**Supplied records**:
* * * *
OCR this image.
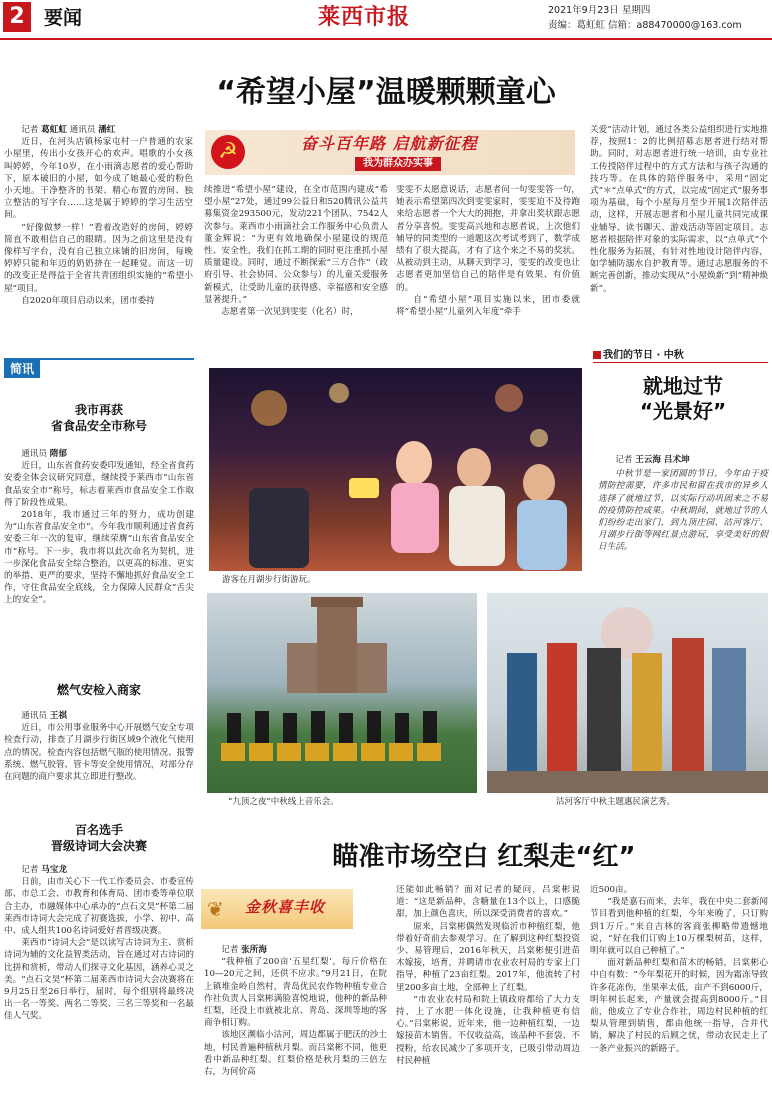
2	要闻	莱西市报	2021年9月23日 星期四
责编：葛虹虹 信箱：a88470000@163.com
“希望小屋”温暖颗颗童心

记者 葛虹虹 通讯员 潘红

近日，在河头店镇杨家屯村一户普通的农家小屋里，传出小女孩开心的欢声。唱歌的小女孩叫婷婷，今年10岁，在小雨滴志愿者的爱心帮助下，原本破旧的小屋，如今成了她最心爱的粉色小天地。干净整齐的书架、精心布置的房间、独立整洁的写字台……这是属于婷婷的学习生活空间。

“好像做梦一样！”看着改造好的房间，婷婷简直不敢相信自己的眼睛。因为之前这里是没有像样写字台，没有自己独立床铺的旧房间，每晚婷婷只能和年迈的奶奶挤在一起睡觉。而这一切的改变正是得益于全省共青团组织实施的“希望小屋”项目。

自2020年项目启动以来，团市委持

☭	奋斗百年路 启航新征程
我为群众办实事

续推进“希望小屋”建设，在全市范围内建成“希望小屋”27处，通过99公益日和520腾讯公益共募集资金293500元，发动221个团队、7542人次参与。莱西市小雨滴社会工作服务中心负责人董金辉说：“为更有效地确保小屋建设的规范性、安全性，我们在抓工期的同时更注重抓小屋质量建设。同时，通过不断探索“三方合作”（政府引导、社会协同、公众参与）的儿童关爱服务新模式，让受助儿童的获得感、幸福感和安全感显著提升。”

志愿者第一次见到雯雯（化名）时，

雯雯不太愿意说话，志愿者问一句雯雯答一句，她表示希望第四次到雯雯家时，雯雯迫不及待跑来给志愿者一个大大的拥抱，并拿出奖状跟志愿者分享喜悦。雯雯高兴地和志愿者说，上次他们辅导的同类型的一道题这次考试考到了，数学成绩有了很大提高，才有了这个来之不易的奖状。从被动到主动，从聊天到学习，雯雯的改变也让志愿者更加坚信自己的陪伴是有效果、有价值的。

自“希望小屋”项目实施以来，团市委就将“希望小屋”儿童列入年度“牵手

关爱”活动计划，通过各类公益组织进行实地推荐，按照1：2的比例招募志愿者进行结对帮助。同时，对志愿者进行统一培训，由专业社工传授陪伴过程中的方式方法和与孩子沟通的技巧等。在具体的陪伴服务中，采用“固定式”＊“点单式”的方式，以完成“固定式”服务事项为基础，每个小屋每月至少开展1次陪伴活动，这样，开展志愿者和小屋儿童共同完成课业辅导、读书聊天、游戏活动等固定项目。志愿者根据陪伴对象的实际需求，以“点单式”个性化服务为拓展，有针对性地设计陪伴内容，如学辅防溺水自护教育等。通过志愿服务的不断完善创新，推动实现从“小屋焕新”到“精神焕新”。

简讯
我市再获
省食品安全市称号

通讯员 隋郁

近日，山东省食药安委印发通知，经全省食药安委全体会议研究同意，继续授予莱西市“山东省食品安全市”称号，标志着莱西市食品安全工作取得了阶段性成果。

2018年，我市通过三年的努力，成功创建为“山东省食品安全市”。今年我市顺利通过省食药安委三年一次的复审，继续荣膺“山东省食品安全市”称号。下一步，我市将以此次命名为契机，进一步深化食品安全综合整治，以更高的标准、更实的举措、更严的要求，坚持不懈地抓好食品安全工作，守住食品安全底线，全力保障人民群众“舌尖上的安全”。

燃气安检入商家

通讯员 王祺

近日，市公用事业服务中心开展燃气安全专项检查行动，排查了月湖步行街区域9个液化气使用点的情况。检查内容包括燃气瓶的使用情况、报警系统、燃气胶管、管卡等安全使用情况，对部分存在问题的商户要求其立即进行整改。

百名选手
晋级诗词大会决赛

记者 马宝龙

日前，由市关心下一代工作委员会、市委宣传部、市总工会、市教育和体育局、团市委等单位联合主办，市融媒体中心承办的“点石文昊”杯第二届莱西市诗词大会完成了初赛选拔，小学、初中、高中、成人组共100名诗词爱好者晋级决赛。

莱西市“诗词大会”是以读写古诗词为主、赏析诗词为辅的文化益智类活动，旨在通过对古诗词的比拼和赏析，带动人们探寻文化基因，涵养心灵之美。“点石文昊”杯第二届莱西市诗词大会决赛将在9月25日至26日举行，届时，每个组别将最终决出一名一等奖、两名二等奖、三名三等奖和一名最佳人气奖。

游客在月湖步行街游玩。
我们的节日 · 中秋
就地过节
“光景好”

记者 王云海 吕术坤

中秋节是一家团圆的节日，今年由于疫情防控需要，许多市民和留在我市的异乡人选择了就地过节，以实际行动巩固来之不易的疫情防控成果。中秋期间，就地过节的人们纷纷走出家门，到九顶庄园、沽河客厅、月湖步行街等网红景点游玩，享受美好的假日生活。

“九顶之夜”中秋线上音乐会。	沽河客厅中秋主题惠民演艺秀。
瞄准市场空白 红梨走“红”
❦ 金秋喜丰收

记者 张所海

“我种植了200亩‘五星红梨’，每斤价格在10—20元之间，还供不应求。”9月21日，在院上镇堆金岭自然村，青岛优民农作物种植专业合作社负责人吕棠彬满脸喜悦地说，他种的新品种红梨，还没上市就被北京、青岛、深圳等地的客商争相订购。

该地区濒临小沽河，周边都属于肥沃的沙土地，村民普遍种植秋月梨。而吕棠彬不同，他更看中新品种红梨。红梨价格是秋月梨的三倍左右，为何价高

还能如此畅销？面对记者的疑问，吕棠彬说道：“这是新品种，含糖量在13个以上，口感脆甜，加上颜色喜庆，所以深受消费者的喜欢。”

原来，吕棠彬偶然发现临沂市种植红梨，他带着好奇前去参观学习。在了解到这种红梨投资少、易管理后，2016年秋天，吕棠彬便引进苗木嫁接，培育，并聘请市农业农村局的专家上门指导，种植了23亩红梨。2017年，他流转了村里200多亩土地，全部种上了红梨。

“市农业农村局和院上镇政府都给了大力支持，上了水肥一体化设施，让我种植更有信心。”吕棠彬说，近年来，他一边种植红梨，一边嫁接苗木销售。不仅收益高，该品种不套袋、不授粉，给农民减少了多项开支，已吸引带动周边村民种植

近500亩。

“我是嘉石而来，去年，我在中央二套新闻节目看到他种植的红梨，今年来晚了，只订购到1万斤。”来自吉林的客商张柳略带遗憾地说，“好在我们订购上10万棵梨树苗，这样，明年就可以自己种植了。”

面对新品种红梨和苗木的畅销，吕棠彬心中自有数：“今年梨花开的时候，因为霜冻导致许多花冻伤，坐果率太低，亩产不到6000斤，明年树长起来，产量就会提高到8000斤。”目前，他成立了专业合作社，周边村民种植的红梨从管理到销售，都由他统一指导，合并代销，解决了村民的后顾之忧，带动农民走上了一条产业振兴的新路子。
* * * *
**Exercise instructions**: Write the entries above out in full, exactly, with no images.

**In response**:
OCR this image.
2	要闻	莱西市报	2021年9月23日 星期四
责编：葛虹虹 信箱：a88470000@163.com
“希望小屋”温暖颗颗童心

记者 葛虹虹 通讯员 潘红

近日，在河头店镇杨家屯村一户普通的农家小屋里，传出小女孩开心的欢声。唱歌的小女孩叫婷婷，今年10岁，在小雨滴志愿者的爱心帮助下，原本破旧的小屋，如今成了她最心爱的粉色小天地。干净整齐的书架、精心布置的房间、独立整洁的写字台……这是属于婷婷的学习生活空间。

“好像做梦一样！”看着改造好的房间，婷婷简直不敢相信自己的眼睛。因为之前这里是没有像样写字台，没有自己独立床铺的旧房间，每晚婷婷只能和年迈的奶奶挤在一起睡觉。而这一切的改变正是得益于全省共青团组织实施的“希望小屋”项目。

自2020年项目启动以来，团市委持

☭	奋斗百年路 启航新征程
我为群众办实事

续推进“希望小屋”建设，在全市范围内建成“希望小屋”27处，通过99公益日和520腾讯公益共募集资金293500元，发动221个团队、7542人次参与。莱西市小雨滴社会工作服务中心负责人董金辉说：“为更有效地确保小屋建设的规范性、安全性，我们在抓工期的同时更注重抓小屋质量建设。同时，通过不断探索“三方合作”（政府引导、社会协同、公众参与）的儿童关爱服务新模式，让受助儿童的获得感、幸福感和安全感显著提升。”

志愿者第一次见到雯雯（化名）时，

雯雯不太愿意说话，志愿者问一句雯雯答一句，她表示希望第四次到雯雯家时，雯雯迫不及待跑来给志愿者一个大大的拥抱，并拿出奖状跟志愿者分享喜悦。雯雯高兴地和志愿者说，上次他们辅导的同类型的一道题这次考试考到了，数学成绩有了很大提高，才有了这个来之不易的奖状。从被动到主动，从聊天到学习，雯雯的改变也让志愿者更加坚信自己的陪伴是有效果、有价值的。

自“希望小屋”项目实施以来，团市委就将“希望小屋”儿童列入年度“牵手

关爱”活动计划，通过各类公益组织进行实地推荐，按照1：2的比例招募志愿者进行结对帮助。同时，对志愿者进行统一培训，由专业社工传授陪伴过程中的方式方法和与孩子沟通的技巧等。在具体的陪伴服务中，采用“固定式”＊“点单式”的方式，以完成“固定式”服务事项为基础，每个小屋每月至少开展1次陪伴活动，这样，开展志愿者和小屋儿童共同完成课业辅导、读书聊天、游戏活动等固定项目。志愿者根据陪伴对象的实际需求，以“点单式”个性化服务为拓展，有针对性地设计陪伴内容，如学辅防溺水自护教育等。通过志愿服务的不断完善创新，推动实现从“小屋焕新”到“精神焕新”。

简讯
我市再获
省食品安全市称号

通讯员 隋郁

近日，山东省食药安委印发通知，经全省食药安委全体会议研究同意，继续授予莱西市“山东省食品安全市”称号，标志着莱西市食品安全工作取得了阶段性成果。

2018年，我市通过三年的努力，成功创建为“山东省食品安全市”。今年我市顺利通过省食药安委三年一次的复审，继续荣膺“山东省食品安全市”称号。下一步，我市将以此次命名为契机，进一步深化食品安全综合整治，以更高的标准、更实的举措、更严的要求，坚持不懈地抓好食品安全工作，守住食品安全底线，全力保障人民群众“舌尖上的安全”。

燃气安检入商家

通讯员 王祺

近日，市公用事业服务中心开展燃气安全专项检查行动，排查了月湖步行街区域9个液化气使用点的情况。检查内容包括燃气瓶的使用情况、报警系统、燃气胶管、管卡等安全使用情况，对部分存在问题的商户要求其立即进行整改。

百名选手
晋级诗词大会决赛

记者 马宝龙

日前，由市关心下一代工作委员会、市委宣传部、市总工会、市教育和体育局、团市委等单位联合主办，市融媒体中心承办的“点石文昊”杯第二届莱西市诗词大会完成了初赛选拔，小学、初中、高中、成人组共100名诗词爱好者晋级决赛。

莱西市“诗词大会”是以读写古诗词为主、赏析诗词为辅的文化益智类活动，旨在通过对古诗词的比拼和赏析，带动人们探寻文化基因，涵养心灵之美。“点石文昊”杯第二届莱西市诗词大会决赛将在9月25日至26日举行，届时，每个组别将最终决出一名一等奖、两名二等奖、三名三等奖和一名最佳人气奖。

游客在月湖步行街游玩。
我们的节日 · 中秋
就地过节
“光景好”

记者 王云海 吕术坤

中秋节是一家团圆的节日，今年由于疫情防控需要，许多市民和留在我市的异乡人选择了就地过节，以实际行动巩固来之不易的疫情防控成果。中秋期间，就地过节的人们纷纷走出家门，到九顶庄园、沽河客厅、月湖步行街等网红景点游玩，享受美好的假日生活。

“九顶之夜”中秋线上音乐会。	沽河客厅中秋主题惠民演艺秀。
瞄准市场空白 红梨走“红”
❦ 金秋喜丰收

记者 张所海

“我种植了200亩‘五星红梨’，每斤价格在10—20元之间，还供不应求。”9月21日，在院上镇堆金岭自然村，青岛优民农作物种植专业合作社负责人吕棠彬满脸喜悦地说，他种的新品种红梨，还没上市就被北京、青岛、深圳等地的客商争相订购。

该地区濒临小沽河，周边都属于肥沃的沙土地，村民普遍种植秋月梨。而吕棠彬不同，他更看中新品种红梨。红梨价格是秋月梨的三倍左右，为何价高

还能如此畅销？面对记者的疑问，吕棠彬说道：“这是新品种，含糖量在13个以上，口感脆甜，加上颜色喜庆，所以深受消费者的喜欢。”

原来，吕棠彬偶然发现临沂市种植红梨，他带着好奇前去参观学习。在了解到这种红梨投资少、易管理后，2016年秋天，吕棠彬便引进苗木嫁接，培育，并聘请市农业农村局的专家上门指导，种植了23亩红梨。2017年，他流转了村里200多亩土地，全部种上了红梨。

“市农业农村局和院上镇政府都给了大力支持，上了水肥一体化设施，让我种植更有信心。”吕棠彬说，近年来，他一边种植红梨，一边嫁接苗木销售。不仅收益高，该品种不套袋、不授粉，给农民减少了多项开支，已吸引带动周边村民种植

近500亩。

“我是嘉石而来，去年，我在中央二套新闻节目看到他种植的红梨，今年来晚了，只订购到1万斤。”来自吉林的客商张柳略带遗憾地说，“好在我们订购上10万棵梨树苗，这样，明年就可以自己种植了。”

面对新品种红梨和苗木的畅销，吕棠彬心中自有数：“今年梨花开的时候，因为霜冻导致许多花冻伤，坐果率太低，亩产不到6000斤，明年树长起来，产量就会提高到8000斤。”目前，他成立了专业合作社，周边村民种植的红梨从管理到销售，都由他统一指导，合并代销，解决了村民的后顾之忧，带动农民走上了一条产业振兴的新路子。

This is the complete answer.